>>>

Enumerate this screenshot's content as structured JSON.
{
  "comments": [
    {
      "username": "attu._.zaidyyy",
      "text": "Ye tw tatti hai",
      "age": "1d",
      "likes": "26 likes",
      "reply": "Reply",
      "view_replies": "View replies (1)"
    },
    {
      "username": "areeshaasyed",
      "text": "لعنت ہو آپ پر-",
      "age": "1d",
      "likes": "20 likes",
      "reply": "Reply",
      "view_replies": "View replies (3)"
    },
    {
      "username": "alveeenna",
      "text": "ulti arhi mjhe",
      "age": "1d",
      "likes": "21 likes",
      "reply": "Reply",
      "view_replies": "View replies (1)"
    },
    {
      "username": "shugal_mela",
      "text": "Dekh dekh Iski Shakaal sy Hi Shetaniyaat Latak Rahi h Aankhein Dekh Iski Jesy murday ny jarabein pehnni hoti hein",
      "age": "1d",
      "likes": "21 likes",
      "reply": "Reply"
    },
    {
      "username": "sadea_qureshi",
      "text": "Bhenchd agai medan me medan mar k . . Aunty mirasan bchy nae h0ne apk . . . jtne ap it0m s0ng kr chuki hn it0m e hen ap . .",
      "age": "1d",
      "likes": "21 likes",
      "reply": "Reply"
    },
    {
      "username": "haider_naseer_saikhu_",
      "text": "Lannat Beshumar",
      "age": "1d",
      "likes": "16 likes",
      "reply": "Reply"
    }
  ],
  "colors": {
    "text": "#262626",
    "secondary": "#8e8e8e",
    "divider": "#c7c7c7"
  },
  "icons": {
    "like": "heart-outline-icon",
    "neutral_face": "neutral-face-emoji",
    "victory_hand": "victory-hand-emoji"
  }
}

<<<
>>>

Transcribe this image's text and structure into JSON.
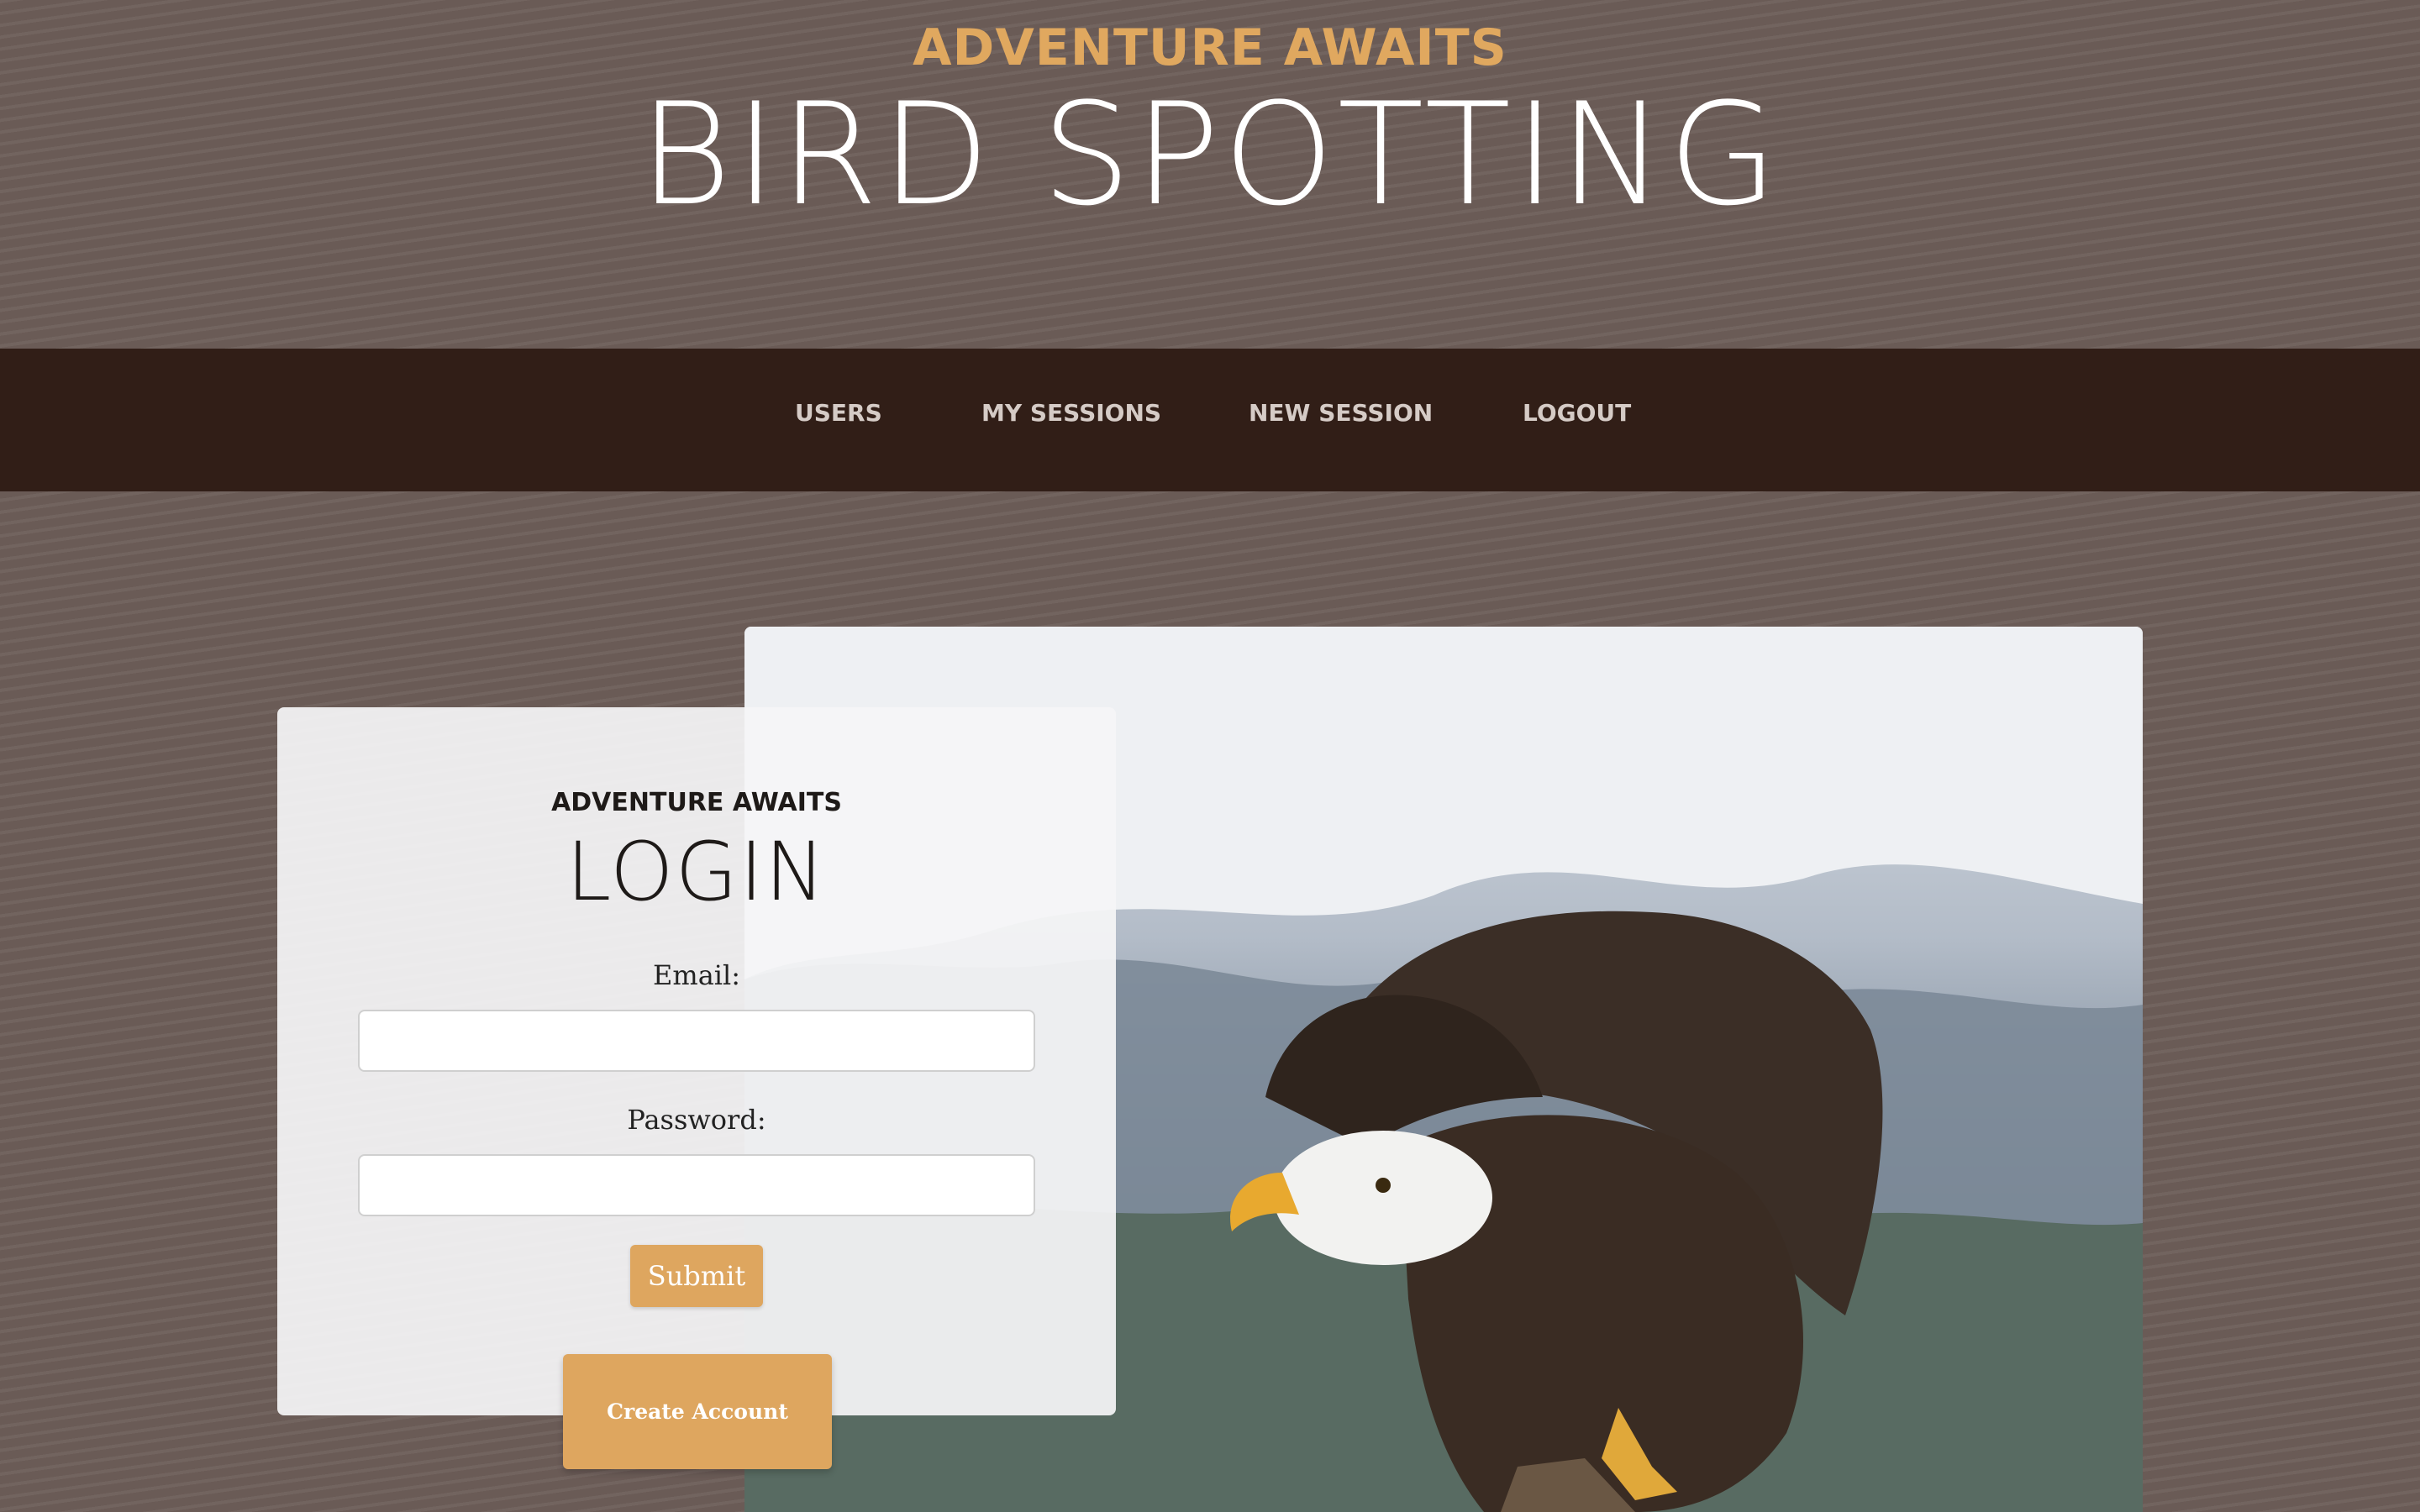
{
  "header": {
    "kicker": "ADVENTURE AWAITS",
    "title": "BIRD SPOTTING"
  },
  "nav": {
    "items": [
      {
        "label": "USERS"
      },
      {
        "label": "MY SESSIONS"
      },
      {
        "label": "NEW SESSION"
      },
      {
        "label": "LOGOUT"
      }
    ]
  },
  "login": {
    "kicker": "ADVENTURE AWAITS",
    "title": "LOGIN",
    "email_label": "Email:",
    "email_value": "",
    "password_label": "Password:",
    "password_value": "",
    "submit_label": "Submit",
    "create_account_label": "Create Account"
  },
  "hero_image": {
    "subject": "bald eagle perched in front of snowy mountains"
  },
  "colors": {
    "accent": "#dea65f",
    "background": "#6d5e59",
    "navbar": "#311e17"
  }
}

<<<

Copy each line of the data above that holds "this".

Enumerate this screenshot's content as structured JSON.
Transcribe this image's text and structure into JSON.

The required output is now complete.